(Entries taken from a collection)
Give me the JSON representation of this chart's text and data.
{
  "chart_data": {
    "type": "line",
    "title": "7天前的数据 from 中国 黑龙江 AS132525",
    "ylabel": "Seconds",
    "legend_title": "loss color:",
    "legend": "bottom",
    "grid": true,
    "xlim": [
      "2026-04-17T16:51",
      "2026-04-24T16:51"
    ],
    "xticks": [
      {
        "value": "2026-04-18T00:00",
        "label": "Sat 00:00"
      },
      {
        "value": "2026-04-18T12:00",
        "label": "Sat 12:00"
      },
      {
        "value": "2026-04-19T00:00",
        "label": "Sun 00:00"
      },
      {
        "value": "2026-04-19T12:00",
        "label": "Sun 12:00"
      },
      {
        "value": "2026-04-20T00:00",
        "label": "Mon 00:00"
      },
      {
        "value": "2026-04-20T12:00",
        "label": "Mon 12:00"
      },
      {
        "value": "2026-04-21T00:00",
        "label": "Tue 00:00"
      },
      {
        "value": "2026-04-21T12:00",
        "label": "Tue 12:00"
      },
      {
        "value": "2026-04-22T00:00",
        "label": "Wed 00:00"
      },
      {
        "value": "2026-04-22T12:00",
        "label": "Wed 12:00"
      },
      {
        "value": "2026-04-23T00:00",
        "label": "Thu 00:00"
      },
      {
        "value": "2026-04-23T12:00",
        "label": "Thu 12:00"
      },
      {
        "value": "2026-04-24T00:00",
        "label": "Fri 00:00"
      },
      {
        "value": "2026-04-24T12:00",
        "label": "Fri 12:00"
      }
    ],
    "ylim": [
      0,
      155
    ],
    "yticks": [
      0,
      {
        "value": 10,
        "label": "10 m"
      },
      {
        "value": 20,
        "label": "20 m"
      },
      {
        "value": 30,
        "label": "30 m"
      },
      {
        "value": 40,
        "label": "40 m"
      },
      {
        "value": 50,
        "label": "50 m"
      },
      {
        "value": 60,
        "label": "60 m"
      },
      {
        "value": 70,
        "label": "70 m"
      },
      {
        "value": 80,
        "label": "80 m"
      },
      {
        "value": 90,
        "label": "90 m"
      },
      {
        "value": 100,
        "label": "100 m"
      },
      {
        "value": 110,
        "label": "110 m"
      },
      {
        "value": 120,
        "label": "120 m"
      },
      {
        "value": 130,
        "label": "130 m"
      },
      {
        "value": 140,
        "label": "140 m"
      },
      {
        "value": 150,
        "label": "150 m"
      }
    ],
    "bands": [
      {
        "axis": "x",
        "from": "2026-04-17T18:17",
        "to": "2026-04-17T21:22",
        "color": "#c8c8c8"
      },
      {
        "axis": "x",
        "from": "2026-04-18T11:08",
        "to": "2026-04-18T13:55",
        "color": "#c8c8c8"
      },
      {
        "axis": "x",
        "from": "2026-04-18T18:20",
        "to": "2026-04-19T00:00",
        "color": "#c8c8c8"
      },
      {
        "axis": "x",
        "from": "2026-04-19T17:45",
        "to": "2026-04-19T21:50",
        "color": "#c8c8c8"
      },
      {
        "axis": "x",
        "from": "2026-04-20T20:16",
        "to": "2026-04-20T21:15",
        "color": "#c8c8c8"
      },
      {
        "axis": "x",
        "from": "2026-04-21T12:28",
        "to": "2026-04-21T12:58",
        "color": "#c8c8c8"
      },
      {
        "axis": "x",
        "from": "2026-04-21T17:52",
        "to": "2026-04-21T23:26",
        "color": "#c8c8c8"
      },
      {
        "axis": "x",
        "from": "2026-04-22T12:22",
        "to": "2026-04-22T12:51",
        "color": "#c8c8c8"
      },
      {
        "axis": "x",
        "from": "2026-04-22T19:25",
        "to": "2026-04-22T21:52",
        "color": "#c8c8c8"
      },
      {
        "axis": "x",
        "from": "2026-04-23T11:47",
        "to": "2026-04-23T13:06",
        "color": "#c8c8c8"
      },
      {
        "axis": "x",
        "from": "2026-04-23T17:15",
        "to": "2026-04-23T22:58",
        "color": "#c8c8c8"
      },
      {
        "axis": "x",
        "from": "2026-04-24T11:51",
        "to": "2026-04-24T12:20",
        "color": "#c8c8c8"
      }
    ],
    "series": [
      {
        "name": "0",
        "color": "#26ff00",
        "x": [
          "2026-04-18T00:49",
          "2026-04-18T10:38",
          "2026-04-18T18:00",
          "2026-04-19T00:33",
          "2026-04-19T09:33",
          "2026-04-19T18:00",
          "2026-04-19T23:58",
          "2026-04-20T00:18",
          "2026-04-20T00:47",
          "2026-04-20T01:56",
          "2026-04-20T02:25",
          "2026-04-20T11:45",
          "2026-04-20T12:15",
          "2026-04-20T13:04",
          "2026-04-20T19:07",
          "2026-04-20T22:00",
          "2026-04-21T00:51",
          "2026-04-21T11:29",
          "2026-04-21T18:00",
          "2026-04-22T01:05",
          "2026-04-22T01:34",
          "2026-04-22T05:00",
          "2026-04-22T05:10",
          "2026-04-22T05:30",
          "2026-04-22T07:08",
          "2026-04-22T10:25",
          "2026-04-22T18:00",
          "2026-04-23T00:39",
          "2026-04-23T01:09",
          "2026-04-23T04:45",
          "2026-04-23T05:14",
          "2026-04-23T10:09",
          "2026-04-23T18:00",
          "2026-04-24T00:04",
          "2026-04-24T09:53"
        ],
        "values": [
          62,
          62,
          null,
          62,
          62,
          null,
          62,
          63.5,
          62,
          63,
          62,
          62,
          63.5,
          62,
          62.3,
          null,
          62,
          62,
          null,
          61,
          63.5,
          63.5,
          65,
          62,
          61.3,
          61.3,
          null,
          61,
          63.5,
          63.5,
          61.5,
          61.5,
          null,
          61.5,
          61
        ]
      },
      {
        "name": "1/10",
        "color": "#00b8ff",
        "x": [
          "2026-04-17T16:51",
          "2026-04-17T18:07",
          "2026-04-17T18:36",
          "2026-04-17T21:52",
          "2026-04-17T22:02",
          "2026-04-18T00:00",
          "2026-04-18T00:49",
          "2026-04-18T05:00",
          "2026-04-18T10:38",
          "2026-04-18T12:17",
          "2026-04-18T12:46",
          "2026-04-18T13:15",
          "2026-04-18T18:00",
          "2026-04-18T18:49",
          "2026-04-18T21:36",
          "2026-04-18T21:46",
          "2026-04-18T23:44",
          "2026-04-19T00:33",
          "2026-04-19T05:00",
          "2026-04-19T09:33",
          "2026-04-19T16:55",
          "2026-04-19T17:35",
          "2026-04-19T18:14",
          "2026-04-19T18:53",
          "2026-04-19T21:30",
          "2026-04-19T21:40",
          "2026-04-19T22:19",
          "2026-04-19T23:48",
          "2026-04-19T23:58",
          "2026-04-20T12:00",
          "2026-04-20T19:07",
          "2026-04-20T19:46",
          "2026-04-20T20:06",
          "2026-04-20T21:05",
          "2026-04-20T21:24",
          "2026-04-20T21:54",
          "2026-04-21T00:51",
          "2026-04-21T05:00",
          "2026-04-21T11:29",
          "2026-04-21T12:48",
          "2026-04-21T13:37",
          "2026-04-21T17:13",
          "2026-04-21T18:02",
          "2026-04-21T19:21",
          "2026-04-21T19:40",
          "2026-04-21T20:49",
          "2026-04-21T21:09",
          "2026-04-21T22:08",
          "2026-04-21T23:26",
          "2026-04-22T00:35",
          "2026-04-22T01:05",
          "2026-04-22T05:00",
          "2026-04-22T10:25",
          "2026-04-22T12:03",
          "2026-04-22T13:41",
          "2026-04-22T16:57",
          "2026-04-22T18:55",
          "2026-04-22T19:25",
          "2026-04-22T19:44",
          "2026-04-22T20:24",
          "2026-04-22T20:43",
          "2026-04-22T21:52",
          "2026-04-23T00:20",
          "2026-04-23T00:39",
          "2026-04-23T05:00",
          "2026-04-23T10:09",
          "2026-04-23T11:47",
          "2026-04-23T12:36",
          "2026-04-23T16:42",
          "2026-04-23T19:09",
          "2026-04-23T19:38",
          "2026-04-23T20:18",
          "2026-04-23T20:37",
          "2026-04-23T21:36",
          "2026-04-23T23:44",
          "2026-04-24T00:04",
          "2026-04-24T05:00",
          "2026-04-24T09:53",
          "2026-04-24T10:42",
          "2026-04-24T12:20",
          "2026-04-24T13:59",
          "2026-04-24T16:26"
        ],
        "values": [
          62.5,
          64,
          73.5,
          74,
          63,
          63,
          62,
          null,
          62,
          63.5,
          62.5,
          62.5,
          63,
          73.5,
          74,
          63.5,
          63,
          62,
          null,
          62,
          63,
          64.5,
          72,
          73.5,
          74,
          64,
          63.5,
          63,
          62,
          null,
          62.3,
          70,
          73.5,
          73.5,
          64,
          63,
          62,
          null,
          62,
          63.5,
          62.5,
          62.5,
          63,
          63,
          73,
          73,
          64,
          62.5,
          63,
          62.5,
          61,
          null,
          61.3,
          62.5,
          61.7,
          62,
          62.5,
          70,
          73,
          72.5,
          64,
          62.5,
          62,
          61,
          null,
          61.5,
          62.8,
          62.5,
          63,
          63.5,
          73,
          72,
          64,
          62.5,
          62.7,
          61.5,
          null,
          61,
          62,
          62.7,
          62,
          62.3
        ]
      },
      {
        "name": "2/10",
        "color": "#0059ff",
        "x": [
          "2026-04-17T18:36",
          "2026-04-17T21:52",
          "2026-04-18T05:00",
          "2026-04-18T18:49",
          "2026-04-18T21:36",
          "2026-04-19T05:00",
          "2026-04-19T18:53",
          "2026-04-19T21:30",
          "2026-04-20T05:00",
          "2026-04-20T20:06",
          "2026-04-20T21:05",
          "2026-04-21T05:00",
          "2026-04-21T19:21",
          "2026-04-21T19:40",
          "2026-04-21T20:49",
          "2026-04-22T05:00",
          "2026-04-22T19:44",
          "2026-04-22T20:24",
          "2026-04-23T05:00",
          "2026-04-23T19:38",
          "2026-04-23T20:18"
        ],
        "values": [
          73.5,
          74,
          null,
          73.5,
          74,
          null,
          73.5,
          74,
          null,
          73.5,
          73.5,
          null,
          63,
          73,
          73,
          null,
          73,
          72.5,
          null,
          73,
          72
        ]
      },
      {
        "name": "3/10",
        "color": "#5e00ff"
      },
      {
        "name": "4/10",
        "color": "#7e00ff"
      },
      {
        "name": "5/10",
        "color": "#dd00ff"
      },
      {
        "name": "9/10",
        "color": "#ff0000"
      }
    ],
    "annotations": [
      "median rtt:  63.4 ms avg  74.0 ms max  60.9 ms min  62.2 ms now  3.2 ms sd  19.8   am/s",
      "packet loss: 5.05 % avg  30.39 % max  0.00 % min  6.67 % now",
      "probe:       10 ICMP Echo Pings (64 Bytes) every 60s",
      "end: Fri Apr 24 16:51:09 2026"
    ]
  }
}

Exercise goal
Copy out each line in the preceding records that contains "loss".

Response
    "legend_title": "loss color:",
      "packet loss: 5.05 % avg  30.39 % max  0.00 % min  6.67 % now",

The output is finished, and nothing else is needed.